● **Given problem 1**:
Repeat the dialogue on naming concept pages in full, word for word.
● **Given problem 2**:
Duplicate the listing from its first line through the line containing "user-message-text: Who's the", both included, and reproduce nothing beyond that line.

Bob: [interrupting] would that be c1.html? like concept ID dot h t m l, as a 
pattern?

Alice: yes, you could call it that, ... it's up to you really but obviously 
it's sort of conventional. But then there's another convention of keeping the 
file types out of URLs

Bob: So in the filesystem they might be a bunch of batch-generated HTML files 
called c1.html c2.html etc, but I'd keep that secret or obscure or hide it with 
apache config somehow?

Alice: For example, yes. But ok, so c1.html would be like "blah blah blah, and 
then a paragraph describing concept c1 from your  thesaurus, ... which is (we 
say) some pretty specific topic, like er, say "allergy to pine nuts'... and 
maybe c2 is just 'pine nuts'

Bob: Well it's an engineering terminology thesaurus, but sure. I get the idea. 
So we'd do <a href='/demothes/c2' rel='broader' ...

Alice: in rdfa 1.1 lite that's property='broader', erm property='skos:broader', 
... but sure, something like that. you might put the relationship first, it 
reads better. I think it means the same formally.

[Lines of data]
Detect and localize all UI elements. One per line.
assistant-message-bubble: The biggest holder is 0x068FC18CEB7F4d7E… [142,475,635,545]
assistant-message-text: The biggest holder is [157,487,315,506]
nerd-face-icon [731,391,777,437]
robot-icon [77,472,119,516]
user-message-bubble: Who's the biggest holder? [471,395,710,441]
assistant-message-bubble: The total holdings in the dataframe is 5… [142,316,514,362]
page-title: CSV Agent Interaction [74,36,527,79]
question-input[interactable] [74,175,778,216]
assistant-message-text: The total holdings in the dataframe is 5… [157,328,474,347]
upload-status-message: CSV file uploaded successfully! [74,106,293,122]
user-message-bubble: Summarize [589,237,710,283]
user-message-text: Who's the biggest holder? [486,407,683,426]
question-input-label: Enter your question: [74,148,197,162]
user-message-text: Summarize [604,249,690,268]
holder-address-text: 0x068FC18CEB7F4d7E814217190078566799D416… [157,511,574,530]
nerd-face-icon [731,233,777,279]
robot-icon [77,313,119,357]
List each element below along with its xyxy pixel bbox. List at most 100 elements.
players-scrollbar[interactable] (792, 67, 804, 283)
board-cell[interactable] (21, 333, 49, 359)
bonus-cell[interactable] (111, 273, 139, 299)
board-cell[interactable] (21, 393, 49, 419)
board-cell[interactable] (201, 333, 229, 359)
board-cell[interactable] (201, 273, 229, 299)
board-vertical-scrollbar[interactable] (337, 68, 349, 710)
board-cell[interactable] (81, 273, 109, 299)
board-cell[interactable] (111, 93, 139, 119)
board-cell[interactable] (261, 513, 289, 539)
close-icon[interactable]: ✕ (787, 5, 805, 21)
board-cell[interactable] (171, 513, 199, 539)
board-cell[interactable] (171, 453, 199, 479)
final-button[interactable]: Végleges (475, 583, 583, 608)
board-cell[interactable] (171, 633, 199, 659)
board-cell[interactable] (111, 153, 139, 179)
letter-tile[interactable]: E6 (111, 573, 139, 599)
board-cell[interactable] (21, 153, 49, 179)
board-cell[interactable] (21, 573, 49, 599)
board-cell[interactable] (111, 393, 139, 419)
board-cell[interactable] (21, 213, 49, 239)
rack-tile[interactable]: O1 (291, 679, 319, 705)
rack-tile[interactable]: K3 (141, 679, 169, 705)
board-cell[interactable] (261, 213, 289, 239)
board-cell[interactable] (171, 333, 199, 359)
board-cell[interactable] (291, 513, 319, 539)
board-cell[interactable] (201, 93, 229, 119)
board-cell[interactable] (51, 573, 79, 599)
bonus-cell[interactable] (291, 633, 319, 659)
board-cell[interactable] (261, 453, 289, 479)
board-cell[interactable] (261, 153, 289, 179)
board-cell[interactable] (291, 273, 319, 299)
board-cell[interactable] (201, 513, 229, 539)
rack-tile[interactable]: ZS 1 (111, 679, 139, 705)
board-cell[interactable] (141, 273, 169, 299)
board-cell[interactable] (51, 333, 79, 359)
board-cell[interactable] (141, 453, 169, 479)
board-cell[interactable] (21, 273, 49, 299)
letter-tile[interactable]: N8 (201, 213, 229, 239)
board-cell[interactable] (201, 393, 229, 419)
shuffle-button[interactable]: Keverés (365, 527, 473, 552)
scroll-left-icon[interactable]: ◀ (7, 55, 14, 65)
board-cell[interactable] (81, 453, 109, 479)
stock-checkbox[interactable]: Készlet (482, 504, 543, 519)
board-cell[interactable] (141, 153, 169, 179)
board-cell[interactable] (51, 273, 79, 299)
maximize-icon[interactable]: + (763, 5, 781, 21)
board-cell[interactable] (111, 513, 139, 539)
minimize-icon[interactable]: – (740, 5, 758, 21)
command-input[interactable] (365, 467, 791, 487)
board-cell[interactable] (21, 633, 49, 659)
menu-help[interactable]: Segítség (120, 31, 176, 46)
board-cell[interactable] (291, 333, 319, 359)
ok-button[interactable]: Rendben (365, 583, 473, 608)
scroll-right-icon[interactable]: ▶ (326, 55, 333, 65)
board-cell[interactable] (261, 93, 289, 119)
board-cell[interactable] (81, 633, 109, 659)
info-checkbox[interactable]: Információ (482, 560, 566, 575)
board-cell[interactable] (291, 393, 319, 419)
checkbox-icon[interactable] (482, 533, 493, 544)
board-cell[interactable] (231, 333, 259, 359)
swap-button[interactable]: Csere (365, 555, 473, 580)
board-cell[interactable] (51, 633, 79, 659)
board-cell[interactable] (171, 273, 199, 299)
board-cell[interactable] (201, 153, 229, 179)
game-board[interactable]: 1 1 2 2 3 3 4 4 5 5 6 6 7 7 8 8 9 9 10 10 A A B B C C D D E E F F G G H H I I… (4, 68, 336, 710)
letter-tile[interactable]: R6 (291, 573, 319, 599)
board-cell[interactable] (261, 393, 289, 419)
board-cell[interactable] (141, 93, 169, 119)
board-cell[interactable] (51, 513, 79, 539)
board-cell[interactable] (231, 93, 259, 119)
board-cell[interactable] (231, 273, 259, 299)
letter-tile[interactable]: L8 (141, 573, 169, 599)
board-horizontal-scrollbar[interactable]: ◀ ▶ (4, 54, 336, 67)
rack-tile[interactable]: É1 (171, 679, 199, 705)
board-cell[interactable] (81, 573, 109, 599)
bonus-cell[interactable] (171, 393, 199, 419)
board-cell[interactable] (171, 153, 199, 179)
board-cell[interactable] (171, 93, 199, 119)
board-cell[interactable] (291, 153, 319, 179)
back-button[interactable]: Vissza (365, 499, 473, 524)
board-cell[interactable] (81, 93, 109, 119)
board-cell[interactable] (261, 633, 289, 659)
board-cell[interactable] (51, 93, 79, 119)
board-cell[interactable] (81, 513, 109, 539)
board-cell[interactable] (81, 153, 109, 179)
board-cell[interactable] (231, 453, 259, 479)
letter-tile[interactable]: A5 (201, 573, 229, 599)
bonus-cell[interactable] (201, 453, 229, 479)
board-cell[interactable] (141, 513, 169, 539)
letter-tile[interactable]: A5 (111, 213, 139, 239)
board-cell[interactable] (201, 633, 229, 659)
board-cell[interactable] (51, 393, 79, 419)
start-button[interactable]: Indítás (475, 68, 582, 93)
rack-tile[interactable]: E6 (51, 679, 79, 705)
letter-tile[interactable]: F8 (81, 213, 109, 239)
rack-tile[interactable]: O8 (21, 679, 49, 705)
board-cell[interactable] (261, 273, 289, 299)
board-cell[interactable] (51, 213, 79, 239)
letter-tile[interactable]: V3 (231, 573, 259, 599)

● **Task answer 1**:
Bob: [interrupting] would that be c1.html? like concept ID dot h t m l, as a 
pattern?

Alice: yes, you could call it that, ... it's up to you really but obviously 
it's sort of conventional. But then there's another convention of keeping the 
file types out of URLs

Bob: So in the filesystem they might be a bunch of batch-generated HTML files 
called c1.html c2.html etc, but I'd keep that secret or obscure or hide it with 
apache config somehow?

Alice: For example, yes. But ok, so c1.html would be like "blah blah blah, and 
then a paragraph describing concept c1 from your  thesaurus, ... which is (we 
say) some pretty specific topic, like er, say "allergy to pine nuts'... and 
maybe c2 is just 'pine nuts'

Bob: Well it's an engineering terminology thesaurus, but sure. I get the idea. 
So we'd do <a href='/demothes/c2' rel='broader' ...

Alice: in rdfa 1.1 lite that's property='broader', erm property='skos:broader', 
... but sure, something like that. you might put the relationship first, it 
reads better. I think it means the same formally.

● **Task answer 2**:
Detect and localize all UI elements. One per line.
assistant-message-bubble: The biggest holder is 0x068FC18CEB7F4d7E… [142,475,635,545]
assistant-message-text: The biggest holder is [157,487,315,506]
nerd-face-icon [731,391,777,437]
robot-icon [77,472,119,516]
user-message-bubble: Who's the biggest holder? [471,395,710,441]
assistant-message-bubble: The total holdings in the dataframe is 5… [142,316,514,362]
page-title: CSV Agent Interaction [74,36,527,79]
question-input[interactable] [74,175,778,216]
assistant-message-text: The total holdings in the dataframe is 5… [157,328,474,347]
upload-status-message: CSV file uploaded successfully! [74,106,293,122]
user-message-bubble: Summarize [589,237,710,283]
user-message-text: Who's the biggest holder? [486,407,683,426]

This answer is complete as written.